▶ [What is required]
Go through the listing and set it down exactly, leaving out its pictures.

▶ [Excerpted records]
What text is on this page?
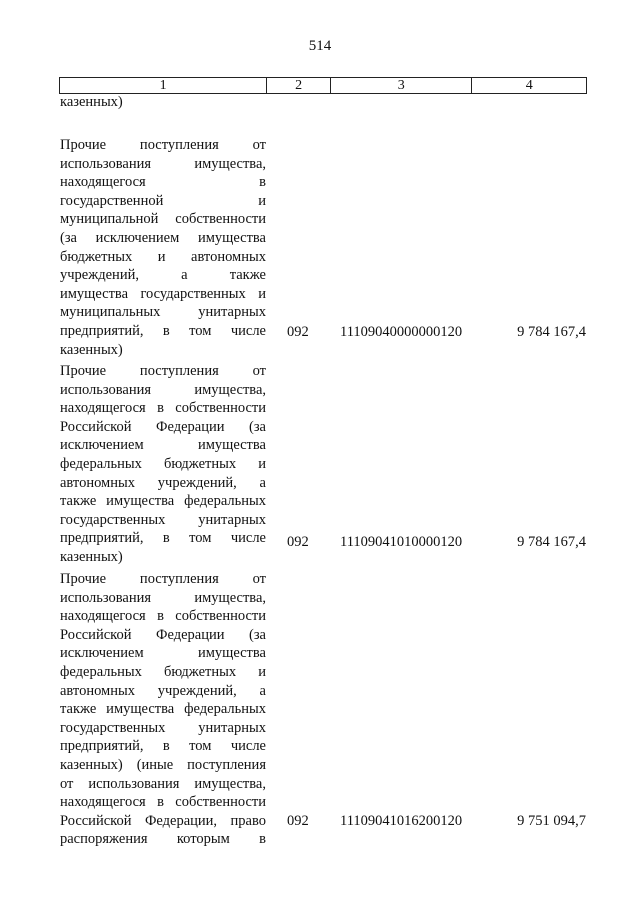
514
1	2	3	4
казенных)
Прочие поступления от
использования имущества,
находящегося в
государственной и
муниципальной собственности
(за исключением имущества
бюджетных и автономных
учреждений, а также
имущества государственных и
муниципальных унитарных
предприятий, в том числе
казенных)
092	11109040000000120	9 784 167,4
Прочие поступления от
использования имущества,
находящегося в собственности
Российской Федерации (за
исключением имущества
федеральных бюджетных и
автономных учреждений, а
также имущества федеральных
государственных унитарных
предприятий, в том числе
казенных)
092	11109041010000120	9 784 167,4
Прочие поступления от
использования имущества,
находящегося в собственности
Российской Федерации (за
исключением имущества
федеральных бюджетных и
автономных учреждений, а
также имущества федеральных
государственных унитарных
предприятий, в том числе
казенных) (иные поступления
от использования имущества,
находящегося в собственности
Российской Федерации, право
распоряжения которым в
092	11109041016200120	9 751 094,7
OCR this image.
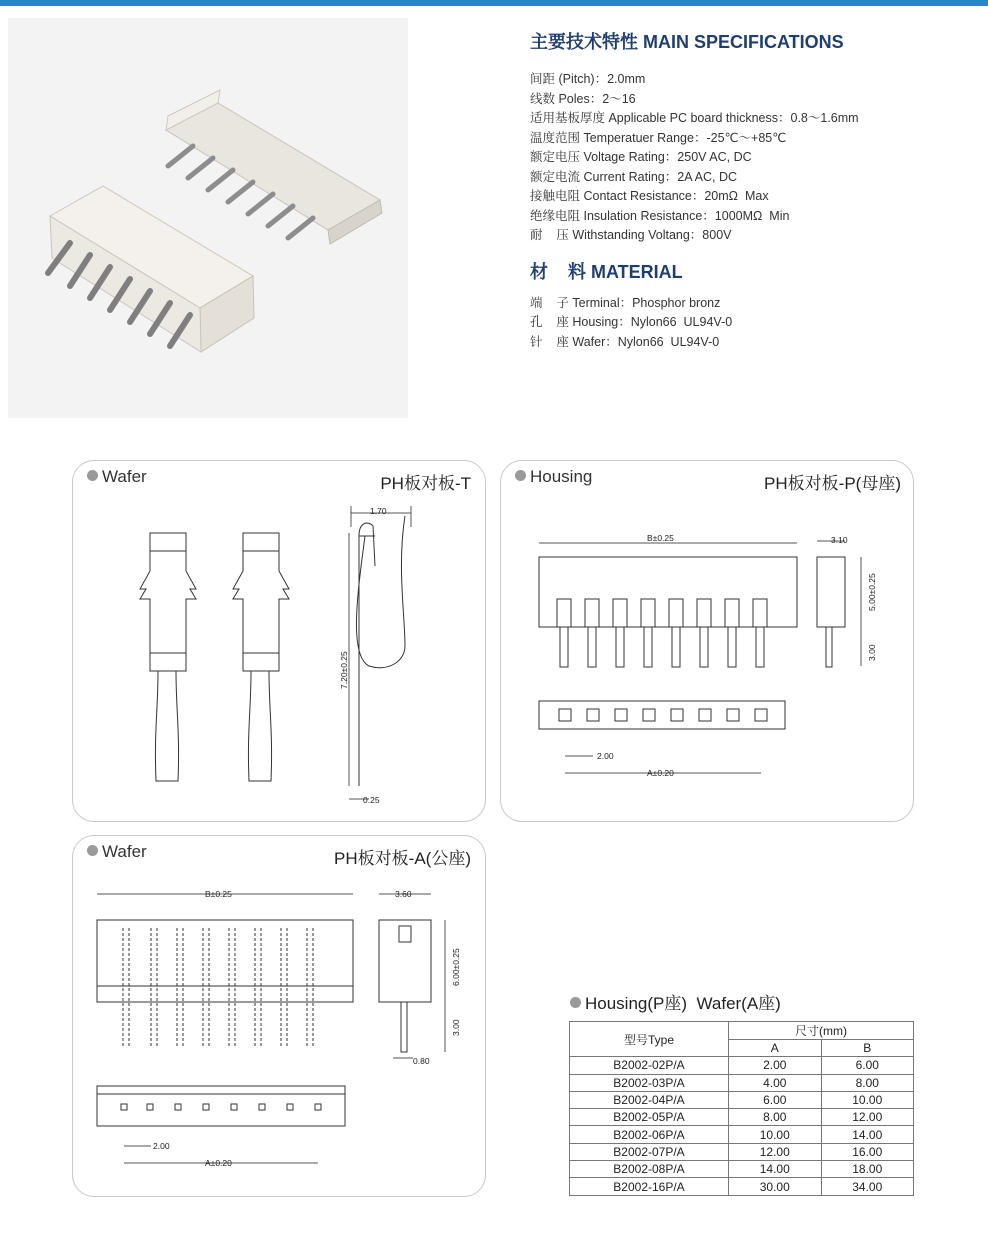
主要技术特性 MAIN SPECIFICATIONS

间距 (Pitch)：2.0mm
线数 Poles：2～16
适用基板厚度 Applicable PC board thickness：0.8～1.6mm
温度范围 Temperatuer Range：-25℃～+85℃
额定电压 Voltage Rating：250V AC, DC
额定电流 Current Rating：2A AC, DC
接触电阻 Contact Resistance：20mΩ  Max
绝缘电阻 Insulation Resistance：1000MΩ  Min
耐    压 Withstanding Voltang：800V

材    料 MATERIAL

端    子 Terminal：Phosphor bronz
孔    座 Housing：Nylon66  UL94V-0
针    座 Wafer：Nylon66  UL94V-0
Wafer	PH板对板-T
1.70
7.20±0.25
0.25
Housing	PH板对板-P(母座)
B±0.25	3.10
5.00±0.25
3.00
2.00
A±0.20
Wafer	PH板对板-A(公座)
B±0.25	3.60
6.00±0.25
3.00
0.80
2.00
A±0.20
Housing(P座)  Wafer(A座)
型号Type	尺寸(mm)	
	A	B
B2002-02P/A	2.00	6.00
B2002-03P/A	4.00	8.00
B2002-04P/A	6.00	10.00
B2002-05P/A	8.00	12.00
B2002-06P/A	10.00	14.00
B2002-07P/A	12.00	16.00
B2002-08P/A	14.00	18.00
B2002-16P/A	30.00	34.00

▶ [Exercise output]
What text is on this page?
514
1	2	3	4
казенных)
Прочие поступления от
использования имущества,
находящегося в
государственной и
муниципальной собственности
(за исключением имущества
бюджетных и автономных
учреждений, а также
имущества государственных и
муниципальных унитарных
предприятий, в том числе
казенных)
092	11109040000000120	9 784 167,4
Прочие поступления от
использования имущества,
находящегося в собственности
Российской Федерации (за
исключением имущества
федеральных бюджетных и
автономных учреждений, а
также имущества федеральных
государственных унитарных
предприятий, в том числе
казенных)
092	11109041010000120	9 784 167,4
Прочие поступления от
использования имущества,
находящегося в собственности
Российской Федерации (за
исключением имущества
федеральных бюджетных и
автономных учреждений, а
также имущества федеральных
государственных унитарных
предприятий, в том числе
казенных) (иные поступления
от использования имущества,
находящегося в собственности
Российской Федерации, право
распоряжения которым в
092	11109041016200120	9 751 094,7
OCR this image.
主要技术特性 MAIN SPECIFICATIONS

间距 (Pitch)：2.0mm
线数 Poles：2～16
适用基板厚度 Applicable PC board thickness：0.8～1.6mm
温度范围 Temperatuer Range：-25℃～+85℃
额定电压 Voltage Rating：250V AC, DC
额定电流 Current Rating：2A AC, DC
接触电阻 Contact Resistance：20mΩ  Max
绝缘电阻 Insulation Resistance：1000MΩ  Min
耐    压 Withstanding Voltang：800V

材    料 MATERIAL

端    子 Terminal：Phosphor bronz
孔    座 Housing：Nylon66  UL94V-0
针    座 Wafer：Nylon66  UL94V-0
Wafer	PH板对板-T
1.70
7.20±0.25
0.25
Housing	PH板对板-P(母座)
B±0.25	3.10
5.00±0.25
3.00
2.00
A±0.20
Wafer	PH板对板-A(公座)
B±0.25	3.60
6.00±0.25
3.00
0.80
2.00
A±0.20
Housing(P座)  Wafer(A座)
型号Type	尺寸(mm)	
	A	B
B2002-02P/A	2.00	6.00
B2002-03P/A	4.00	8.00
B2002-04P/A	6.00	10.00
B2002-05P/A	8.00	12.00
B2002-06P/A	10.00	14.00
B2002-07P/A	12.00	16.00
B2002-08P/A	14.00	18.00
B2002-16P/A	30.00	34.00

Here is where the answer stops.